▸ TO DO
Every line below is to be copied exactly, with the pictures left out.

[Dataset excerpt]
---

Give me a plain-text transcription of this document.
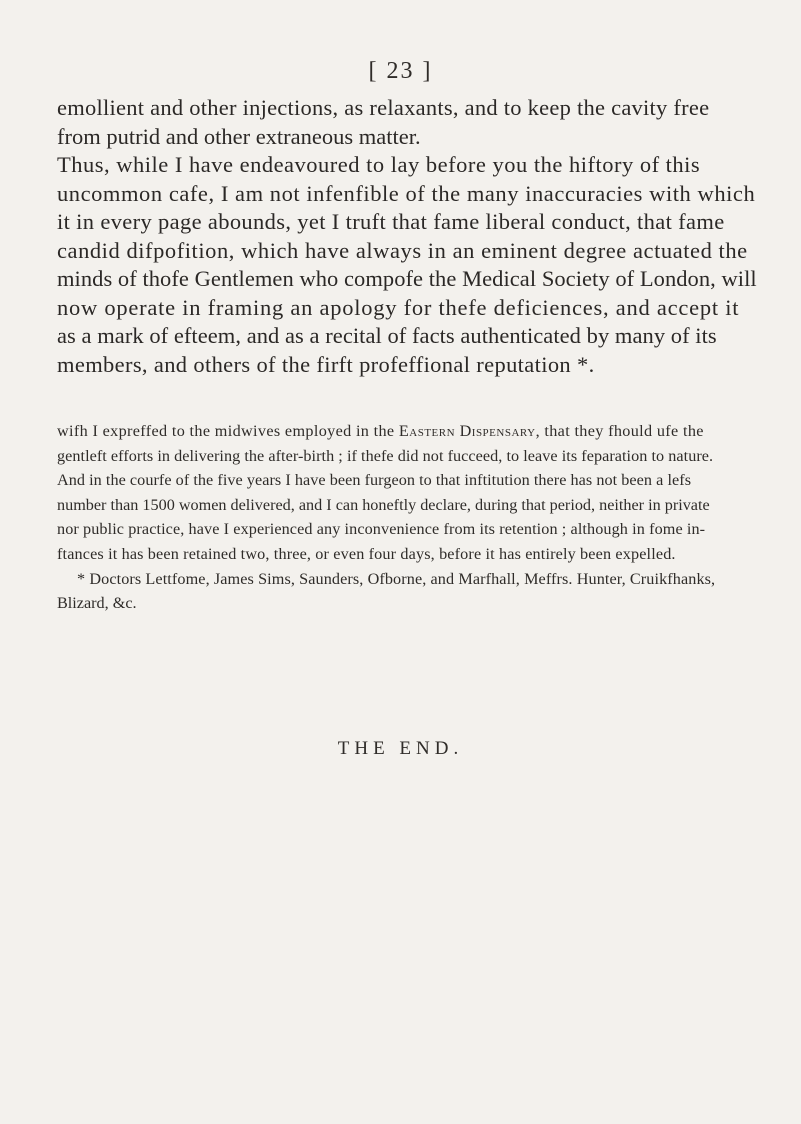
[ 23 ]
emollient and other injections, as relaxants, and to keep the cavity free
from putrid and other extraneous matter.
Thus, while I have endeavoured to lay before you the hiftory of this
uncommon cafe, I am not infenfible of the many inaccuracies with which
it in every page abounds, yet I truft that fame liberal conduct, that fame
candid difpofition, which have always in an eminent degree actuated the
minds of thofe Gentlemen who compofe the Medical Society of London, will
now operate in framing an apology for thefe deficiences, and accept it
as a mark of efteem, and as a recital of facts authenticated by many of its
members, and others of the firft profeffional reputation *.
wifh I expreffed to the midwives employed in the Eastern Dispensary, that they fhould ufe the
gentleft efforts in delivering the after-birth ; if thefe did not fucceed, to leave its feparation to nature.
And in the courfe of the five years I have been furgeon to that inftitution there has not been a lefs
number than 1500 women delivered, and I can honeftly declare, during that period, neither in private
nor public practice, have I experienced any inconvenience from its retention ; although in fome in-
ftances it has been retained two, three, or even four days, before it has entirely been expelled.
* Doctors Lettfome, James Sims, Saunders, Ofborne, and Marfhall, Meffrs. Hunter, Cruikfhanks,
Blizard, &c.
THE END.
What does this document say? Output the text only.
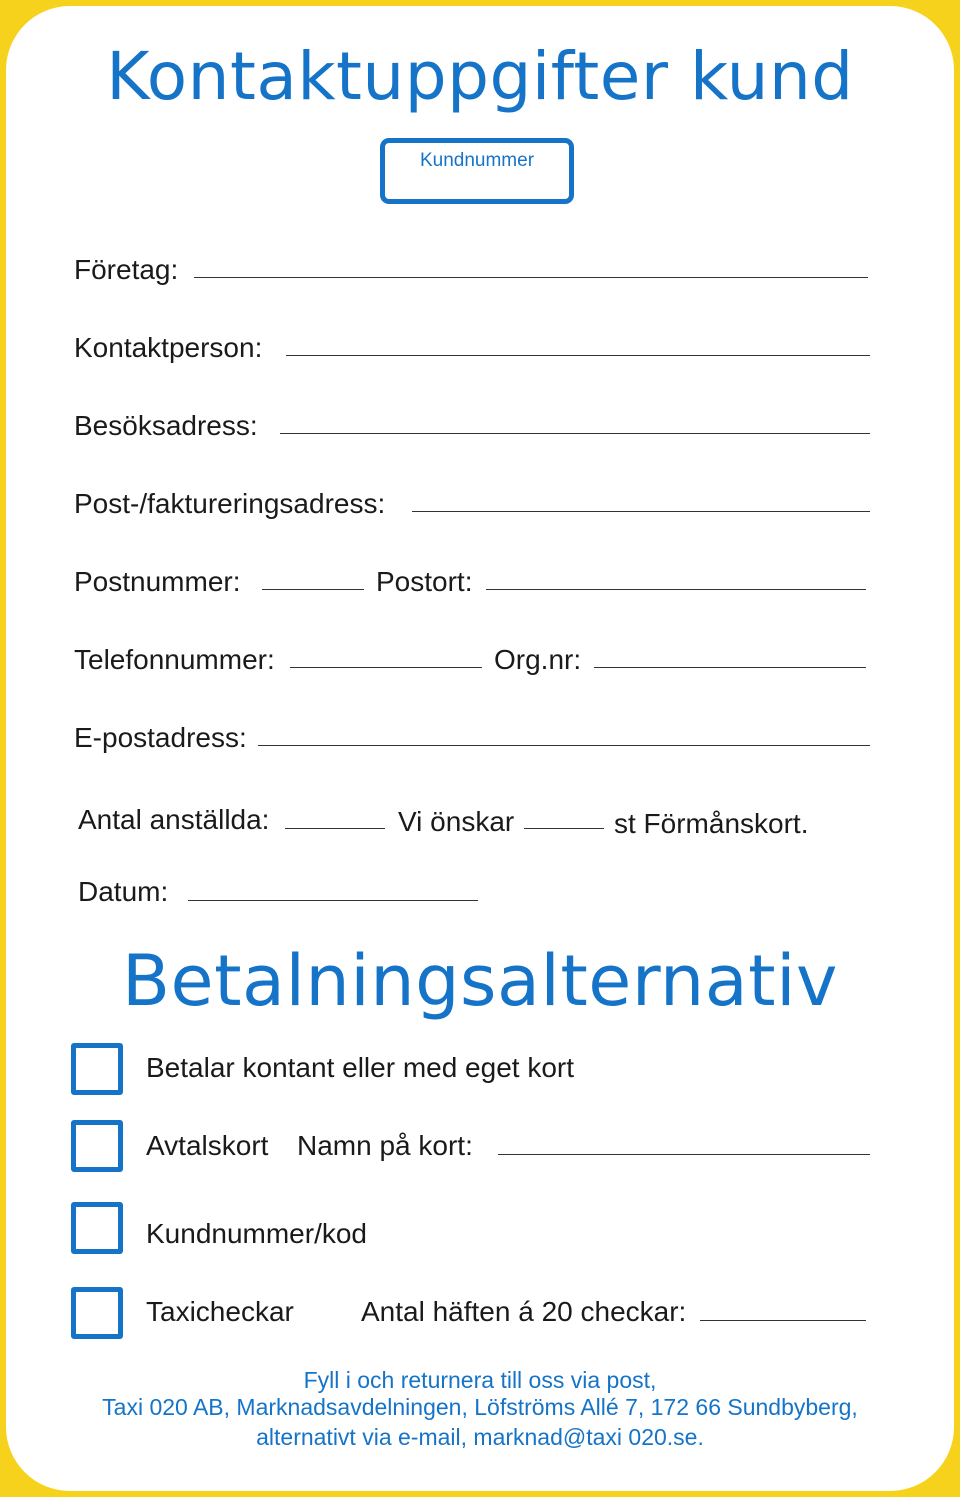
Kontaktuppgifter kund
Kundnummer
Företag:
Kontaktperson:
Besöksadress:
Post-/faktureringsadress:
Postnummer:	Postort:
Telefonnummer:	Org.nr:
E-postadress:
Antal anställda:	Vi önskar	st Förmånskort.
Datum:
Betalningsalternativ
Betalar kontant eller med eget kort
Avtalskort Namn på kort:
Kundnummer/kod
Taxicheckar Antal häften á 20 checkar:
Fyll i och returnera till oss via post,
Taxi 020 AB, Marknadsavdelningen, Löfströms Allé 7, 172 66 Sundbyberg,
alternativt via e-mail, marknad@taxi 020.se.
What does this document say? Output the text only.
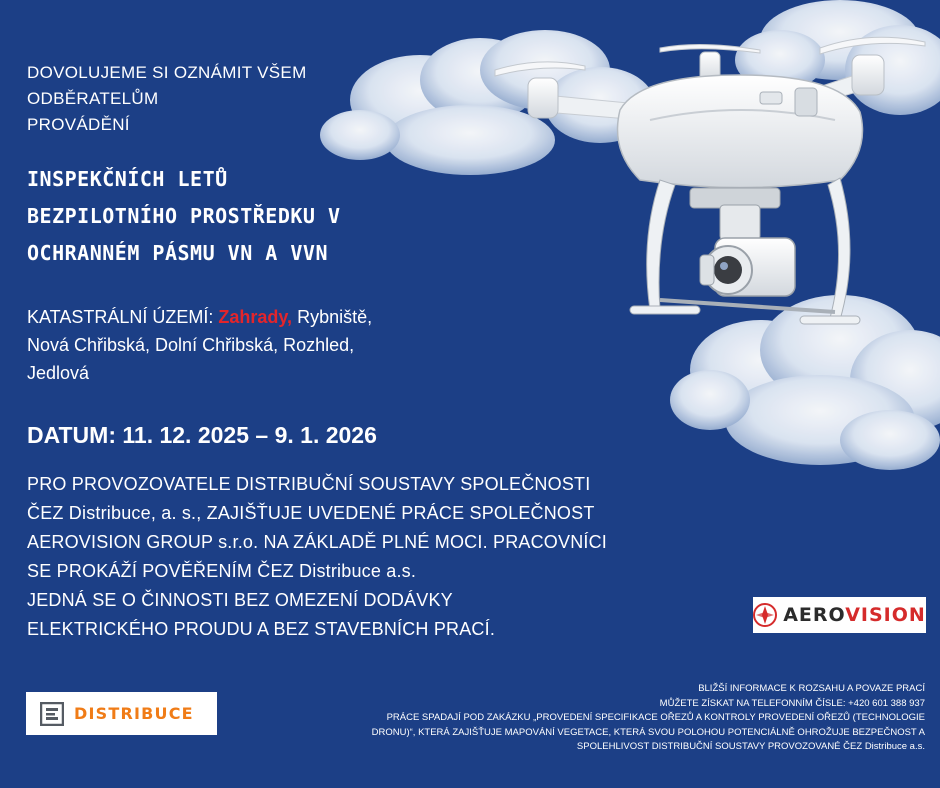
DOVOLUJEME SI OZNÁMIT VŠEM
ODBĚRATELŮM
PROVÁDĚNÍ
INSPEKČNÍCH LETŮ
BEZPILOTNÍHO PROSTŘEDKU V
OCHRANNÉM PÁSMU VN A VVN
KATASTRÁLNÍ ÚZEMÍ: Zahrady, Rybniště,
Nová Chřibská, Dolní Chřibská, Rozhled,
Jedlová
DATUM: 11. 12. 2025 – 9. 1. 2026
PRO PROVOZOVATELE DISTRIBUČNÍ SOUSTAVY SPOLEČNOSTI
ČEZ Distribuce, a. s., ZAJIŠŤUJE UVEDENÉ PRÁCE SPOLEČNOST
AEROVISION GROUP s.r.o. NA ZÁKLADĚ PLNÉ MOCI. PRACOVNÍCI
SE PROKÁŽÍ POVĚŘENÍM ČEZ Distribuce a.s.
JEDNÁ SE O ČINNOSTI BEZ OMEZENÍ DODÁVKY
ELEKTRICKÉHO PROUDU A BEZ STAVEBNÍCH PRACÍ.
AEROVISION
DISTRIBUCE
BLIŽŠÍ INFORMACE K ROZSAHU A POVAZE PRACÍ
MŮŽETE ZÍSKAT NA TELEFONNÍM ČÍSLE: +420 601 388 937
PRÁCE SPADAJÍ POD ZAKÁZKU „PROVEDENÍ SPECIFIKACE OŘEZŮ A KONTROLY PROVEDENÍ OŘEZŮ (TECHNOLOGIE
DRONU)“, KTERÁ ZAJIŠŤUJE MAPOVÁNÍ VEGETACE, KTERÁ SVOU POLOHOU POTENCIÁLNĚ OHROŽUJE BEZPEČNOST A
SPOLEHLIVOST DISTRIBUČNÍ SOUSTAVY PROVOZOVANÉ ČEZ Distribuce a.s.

---

▸ RESPONSE TO THIS EXERCISE
Give me a plain-text transcription of this document.
[ 23 ]
emollient and other injections, as relaxants, and to keep the cavity free
from putrid and other extraneous matter.
Thus, while I have endeavoured to lay before you the hiftory of this
uncommon cafe, I am not infenfible of the many inaccuracies with which
it in every page abounds, yet I truft that fame liberal conduct, that fame
candid difpofition, which have always in an eminent degree actuated the
minds of thofe Gentlemen who compofe the Medical Society of London, will
now operate in framing an apology for thefe deficiences, and accept it
as a mark of efteem, and as a recital of facts authenticated by many of its
members, and others of the firft profeffional reputation *.
wifh I expreffed to the midwives employed in the Eastern Dispensary, that they fhould ufe the
gentleft efforts in delivering the after-birth ; if thefe did not fucceed, to leave its feparation to nature.
And in the courfe of the five years I have been furgeon to that inftitution there has not been a lefs
number than 1500 women delivered, and I can honeftly declare, during that period, neither in private
nor public practice, have I experienced any inconvenience from its retention ; although in fome in-
ftances it has been retained two, three, or even four days, before it has entirely been expelled.
* Doctors Lettfome, James Sims, Saunders, Ofborne, and Marfhall, Meffrs. Hunter, Cruikfhanks,
Blizard, &c.
THE END.
What does this document say? Output the text only.
Kontaktuppgifter kund
Kundnummer
Företag:
Kontaktperson:
Besöksadress:
Post-/faktureringsadress:
Postnummer:	Postort:
Telefonnummer:	Org.nr:
E-postadress:
Antal anställda:	Vi önskar	st Förmånskort.
Datum:
Betalningsalternativ
Betalar kontant eller med eget kort
Avtalskort Namn på kort:
Kundnummer/kod
Taxicheckar Antal häften á 20 checkar:
Fyll i och returnera till oss via post,
Taxi 020 AB, Marknadsavdelningen, Löfströms Allé 7, 172 66 Sundbyberg,
alternativt via e-mail, marknad@taxi 020.se.
What does this document say? Output the text only.
DOVOLUJEME SI OZNÁMIT VŠEM
ODBĚRATELŮM
PROVÁDĚNÍ
INSPEKČNÍCH LETŮ
BEZPILOTNÍHO PROSTŘEDKU V
OCHRANNÉM PÁSMU VN A VVN
KATASTRÁLNÍ ÚZEMÍ: Zahrady, Rybniště,
Nová Chřibská, Dolní Chřibská, Rozhled,
Jedlová
DATUM: 11. 12. 2025 – 9. 1. 2026
PRO PROVOZOVATELE DISTRIBUČNÍ SOUSTAVY SPOLEČNOSTI
ČEZ Distribuce, a. s., ZAJIŠŤUJE UVEDENÉ PRÁCE SPOLEČNOST
AEROVISION GROUP s.r.o. NA ZÁKLADĚ PLNÉ MOCI. PRACOVNÍCI
SE PROKÁŽÍ POVĚŘENÍM ČEZ Distribuce a.s.
JEDNÁ SE O ČINNOSTI BEZ OMEZENÍ DODÁVKY
ELEKTRICKÉHO PROUDU A BEZ STAVEBNÍCH PRACÍ.
AEROVISION
DISTRIBUCE
BLIŽŠÍ INFORMACE K ROZSAHU A POVAZE PRACÍ
MŮŽETE ZÍSKAT NA TELEFONNÍM ČÍSLE: +420 601 388 937
PRÁCE SPADAJÍ POD ZAKÁZKU „PROVEDENÍ SPECIFIKACE OŘEZŮ A KONTROLY PROVEDENÍ OŘEZŮ (TECHNOLOGIE
DRONU)“, KTERÁ ZAJIŠŤUJE MAPOVÁNÍ VEGETACE, KTERÁ SVOU POLOHOU POTENCIÁLNĚ OHROŽUJE BEZPEČNOST A
SPOLEHLIVOST DISTRIBUČNÍ SOUSTAVY PROVOZOVANÉ ČEZ Distribuce a.s.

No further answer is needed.